» **WHAT IS ASKED**: Collect all the lines that mention the word "celów".

# start of PROVIDED DATA

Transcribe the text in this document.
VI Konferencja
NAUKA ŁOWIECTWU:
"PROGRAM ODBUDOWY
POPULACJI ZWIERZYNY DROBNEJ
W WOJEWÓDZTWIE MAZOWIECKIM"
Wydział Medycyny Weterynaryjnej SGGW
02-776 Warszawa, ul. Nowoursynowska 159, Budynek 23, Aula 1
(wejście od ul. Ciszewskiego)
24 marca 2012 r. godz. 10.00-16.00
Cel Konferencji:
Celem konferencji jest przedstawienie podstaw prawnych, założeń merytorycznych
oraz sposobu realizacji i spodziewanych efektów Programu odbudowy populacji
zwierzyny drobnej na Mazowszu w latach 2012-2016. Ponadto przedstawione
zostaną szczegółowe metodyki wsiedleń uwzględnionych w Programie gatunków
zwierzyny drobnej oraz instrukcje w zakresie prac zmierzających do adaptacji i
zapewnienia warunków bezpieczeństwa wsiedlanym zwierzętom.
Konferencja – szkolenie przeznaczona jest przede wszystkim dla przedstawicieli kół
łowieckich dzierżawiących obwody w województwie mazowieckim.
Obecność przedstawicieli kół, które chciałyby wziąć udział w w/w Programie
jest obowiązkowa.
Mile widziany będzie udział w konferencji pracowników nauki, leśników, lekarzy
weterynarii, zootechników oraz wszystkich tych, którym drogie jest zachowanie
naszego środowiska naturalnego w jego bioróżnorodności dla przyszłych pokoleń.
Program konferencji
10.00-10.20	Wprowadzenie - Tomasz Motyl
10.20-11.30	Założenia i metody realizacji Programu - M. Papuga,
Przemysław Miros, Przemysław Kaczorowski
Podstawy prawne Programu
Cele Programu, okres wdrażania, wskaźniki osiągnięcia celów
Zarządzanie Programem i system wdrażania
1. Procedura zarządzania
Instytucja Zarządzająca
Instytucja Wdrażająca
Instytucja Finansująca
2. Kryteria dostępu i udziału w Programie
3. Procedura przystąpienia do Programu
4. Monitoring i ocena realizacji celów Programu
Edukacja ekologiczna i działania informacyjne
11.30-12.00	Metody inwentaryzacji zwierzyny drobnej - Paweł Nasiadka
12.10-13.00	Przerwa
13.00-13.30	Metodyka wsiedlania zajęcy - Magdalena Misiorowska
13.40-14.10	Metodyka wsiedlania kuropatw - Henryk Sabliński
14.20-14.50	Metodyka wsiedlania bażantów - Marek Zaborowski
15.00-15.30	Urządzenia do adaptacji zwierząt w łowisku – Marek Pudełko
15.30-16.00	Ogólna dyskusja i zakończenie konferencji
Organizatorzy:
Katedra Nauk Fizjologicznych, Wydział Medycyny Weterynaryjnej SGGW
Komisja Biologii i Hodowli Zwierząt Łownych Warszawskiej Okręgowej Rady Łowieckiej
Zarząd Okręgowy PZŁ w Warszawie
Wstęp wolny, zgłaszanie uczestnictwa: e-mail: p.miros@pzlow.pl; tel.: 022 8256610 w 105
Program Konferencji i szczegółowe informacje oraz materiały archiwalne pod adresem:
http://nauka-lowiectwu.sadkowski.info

# end of PROVIDED DATA
# start of PROVIDED DATA

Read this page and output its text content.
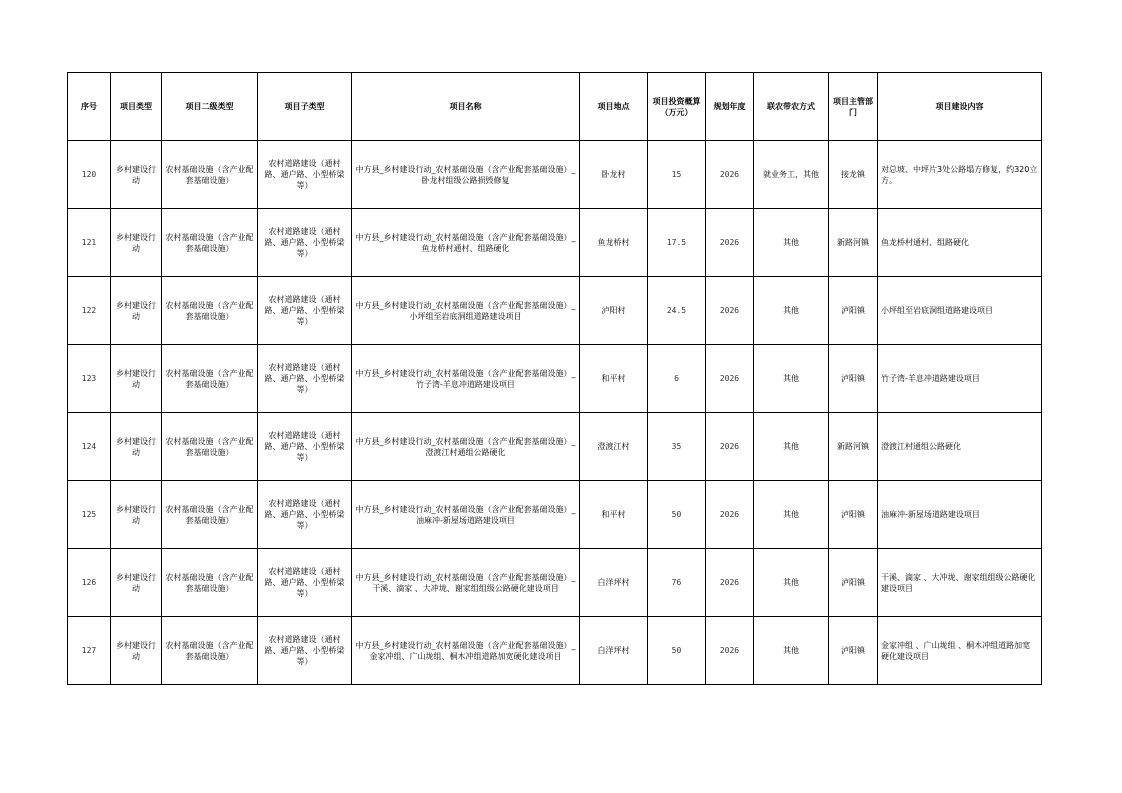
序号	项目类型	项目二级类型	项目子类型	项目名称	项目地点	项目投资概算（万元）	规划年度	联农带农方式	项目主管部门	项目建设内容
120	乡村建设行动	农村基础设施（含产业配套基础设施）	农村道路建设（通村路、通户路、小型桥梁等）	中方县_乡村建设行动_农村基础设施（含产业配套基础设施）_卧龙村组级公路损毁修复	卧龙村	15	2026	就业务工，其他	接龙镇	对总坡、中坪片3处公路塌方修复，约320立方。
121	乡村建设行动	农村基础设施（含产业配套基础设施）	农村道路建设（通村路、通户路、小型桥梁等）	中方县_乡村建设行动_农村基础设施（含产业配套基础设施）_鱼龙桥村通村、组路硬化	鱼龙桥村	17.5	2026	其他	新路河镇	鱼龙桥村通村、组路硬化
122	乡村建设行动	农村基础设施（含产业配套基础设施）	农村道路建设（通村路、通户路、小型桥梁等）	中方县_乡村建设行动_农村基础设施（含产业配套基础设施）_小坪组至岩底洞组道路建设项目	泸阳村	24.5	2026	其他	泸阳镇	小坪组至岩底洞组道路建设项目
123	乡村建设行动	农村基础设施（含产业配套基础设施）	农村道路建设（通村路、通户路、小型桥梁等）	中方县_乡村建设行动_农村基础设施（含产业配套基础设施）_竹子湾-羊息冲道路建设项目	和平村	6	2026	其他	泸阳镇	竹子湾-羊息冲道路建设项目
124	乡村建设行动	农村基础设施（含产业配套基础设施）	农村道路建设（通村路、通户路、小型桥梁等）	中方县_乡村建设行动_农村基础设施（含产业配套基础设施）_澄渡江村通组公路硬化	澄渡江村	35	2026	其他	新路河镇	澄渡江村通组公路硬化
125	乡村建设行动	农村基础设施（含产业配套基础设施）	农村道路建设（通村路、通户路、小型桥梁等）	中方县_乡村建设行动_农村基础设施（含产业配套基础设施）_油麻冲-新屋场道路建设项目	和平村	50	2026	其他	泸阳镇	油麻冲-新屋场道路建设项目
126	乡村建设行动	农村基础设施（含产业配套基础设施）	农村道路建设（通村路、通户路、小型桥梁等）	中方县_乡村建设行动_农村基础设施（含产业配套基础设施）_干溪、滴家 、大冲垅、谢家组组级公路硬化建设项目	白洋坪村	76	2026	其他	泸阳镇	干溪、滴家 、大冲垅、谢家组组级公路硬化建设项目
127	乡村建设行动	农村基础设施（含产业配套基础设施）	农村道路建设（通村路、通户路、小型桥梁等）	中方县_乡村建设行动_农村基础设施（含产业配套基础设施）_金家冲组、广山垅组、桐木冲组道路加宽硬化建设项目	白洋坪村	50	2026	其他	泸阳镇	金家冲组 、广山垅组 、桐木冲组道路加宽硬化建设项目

# end of PROVIDED DATA

» **RESULT OF THE TASK**:
Cele Programu, okres wdrażania, wskaźniki osiągnięcia celów
4. Monitoring i ocena realizacji celów Programu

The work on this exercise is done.